Identify each line in the records below that contains the word "title", and copy it.
--- BEGIN ---
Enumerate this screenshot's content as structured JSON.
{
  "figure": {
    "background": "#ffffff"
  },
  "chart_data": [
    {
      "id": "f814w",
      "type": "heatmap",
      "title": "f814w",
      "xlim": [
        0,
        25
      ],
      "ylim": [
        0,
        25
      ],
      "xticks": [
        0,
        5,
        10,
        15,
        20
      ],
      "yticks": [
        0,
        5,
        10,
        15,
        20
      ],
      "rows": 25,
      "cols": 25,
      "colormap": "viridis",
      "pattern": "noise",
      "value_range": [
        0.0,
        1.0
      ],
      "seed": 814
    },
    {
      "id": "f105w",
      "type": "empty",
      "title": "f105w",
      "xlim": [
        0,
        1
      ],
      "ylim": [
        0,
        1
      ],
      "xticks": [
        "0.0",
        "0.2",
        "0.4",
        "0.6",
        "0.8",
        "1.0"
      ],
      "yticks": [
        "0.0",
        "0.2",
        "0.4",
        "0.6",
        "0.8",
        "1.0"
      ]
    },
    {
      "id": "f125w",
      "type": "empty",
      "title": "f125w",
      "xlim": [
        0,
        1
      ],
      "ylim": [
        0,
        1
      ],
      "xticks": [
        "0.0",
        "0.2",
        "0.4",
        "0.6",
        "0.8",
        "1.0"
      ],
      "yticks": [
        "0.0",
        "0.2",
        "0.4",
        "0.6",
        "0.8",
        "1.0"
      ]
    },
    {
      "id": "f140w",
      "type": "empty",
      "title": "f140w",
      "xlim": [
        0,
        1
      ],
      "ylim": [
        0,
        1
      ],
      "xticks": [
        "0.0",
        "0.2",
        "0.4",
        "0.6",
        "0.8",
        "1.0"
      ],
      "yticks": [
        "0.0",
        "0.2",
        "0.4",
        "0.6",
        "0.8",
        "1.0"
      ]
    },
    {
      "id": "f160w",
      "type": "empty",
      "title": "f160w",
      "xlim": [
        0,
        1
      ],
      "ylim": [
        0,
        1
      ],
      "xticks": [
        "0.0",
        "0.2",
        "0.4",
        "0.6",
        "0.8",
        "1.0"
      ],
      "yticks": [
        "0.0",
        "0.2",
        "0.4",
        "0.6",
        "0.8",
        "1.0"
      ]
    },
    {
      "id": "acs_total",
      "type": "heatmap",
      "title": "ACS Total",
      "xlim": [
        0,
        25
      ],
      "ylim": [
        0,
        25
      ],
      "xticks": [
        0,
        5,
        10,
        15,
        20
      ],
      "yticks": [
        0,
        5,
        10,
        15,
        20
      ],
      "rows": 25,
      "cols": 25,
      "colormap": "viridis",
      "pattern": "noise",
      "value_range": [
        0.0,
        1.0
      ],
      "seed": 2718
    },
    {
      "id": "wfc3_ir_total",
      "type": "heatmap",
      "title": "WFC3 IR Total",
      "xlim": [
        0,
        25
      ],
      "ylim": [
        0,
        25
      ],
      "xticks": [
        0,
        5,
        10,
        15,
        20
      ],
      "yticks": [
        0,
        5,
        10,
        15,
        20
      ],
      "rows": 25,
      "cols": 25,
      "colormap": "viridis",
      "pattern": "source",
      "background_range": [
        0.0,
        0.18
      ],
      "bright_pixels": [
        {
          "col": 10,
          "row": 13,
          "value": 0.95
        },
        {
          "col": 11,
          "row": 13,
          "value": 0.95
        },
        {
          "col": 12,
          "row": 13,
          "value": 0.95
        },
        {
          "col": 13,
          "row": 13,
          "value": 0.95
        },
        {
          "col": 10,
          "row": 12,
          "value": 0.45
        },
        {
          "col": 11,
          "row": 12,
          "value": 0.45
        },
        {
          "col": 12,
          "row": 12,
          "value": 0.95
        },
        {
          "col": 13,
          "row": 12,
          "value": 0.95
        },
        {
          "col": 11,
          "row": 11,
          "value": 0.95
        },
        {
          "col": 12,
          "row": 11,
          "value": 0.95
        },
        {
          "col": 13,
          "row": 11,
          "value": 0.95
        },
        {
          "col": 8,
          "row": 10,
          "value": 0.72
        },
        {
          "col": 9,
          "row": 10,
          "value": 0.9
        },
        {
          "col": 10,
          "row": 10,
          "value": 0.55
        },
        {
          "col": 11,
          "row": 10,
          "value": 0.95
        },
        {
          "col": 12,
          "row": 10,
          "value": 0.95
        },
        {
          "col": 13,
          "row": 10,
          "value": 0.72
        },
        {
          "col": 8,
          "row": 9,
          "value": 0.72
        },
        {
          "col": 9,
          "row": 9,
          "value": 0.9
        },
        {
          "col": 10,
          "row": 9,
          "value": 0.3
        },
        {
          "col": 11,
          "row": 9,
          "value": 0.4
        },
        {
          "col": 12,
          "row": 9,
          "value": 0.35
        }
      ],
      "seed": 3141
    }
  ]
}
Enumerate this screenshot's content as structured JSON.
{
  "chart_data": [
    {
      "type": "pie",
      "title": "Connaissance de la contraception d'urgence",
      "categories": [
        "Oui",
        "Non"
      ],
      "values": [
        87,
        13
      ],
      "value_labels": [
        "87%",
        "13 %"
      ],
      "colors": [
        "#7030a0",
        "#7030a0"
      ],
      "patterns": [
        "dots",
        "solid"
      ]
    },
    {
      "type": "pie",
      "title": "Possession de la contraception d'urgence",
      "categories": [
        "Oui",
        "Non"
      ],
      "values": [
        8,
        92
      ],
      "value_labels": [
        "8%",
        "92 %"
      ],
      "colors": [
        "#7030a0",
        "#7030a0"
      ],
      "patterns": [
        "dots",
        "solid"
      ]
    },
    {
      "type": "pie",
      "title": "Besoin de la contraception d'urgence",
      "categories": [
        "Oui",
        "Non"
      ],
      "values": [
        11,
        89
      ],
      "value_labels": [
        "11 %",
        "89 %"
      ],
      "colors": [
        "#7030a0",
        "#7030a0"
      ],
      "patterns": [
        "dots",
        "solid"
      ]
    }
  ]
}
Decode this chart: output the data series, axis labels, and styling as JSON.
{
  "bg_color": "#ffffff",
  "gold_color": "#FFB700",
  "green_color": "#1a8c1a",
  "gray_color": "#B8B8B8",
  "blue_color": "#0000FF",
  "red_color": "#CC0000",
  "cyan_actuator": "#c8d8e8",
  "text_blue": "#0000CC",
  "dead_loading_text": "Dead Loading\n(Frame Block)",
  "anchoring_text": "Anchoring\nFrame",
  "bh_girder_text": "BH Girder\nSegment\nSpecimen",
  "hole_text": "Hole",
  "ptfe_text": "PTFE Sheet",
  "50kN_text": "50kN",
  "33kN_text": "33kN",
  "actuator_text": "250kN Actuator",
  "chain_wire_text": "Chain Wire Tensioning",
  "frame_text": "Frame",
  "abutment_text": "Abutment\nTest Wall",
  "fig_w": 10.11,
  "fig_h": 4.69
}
--- END ---
RESPONSE BELOW:
      "title": "f814w",
      "title": "f105w",
      "title": "f125w",
      "title": "f140w",
      "title": "f160w",
      "title": "ACS Total",
      "title": "WFC3 IR Total",
      "title": "Connaissance de la contraception d'urgence",
      "title": "Possession de la contraception d'urgence",
      "title": "Besoin de la contraception d'urgence",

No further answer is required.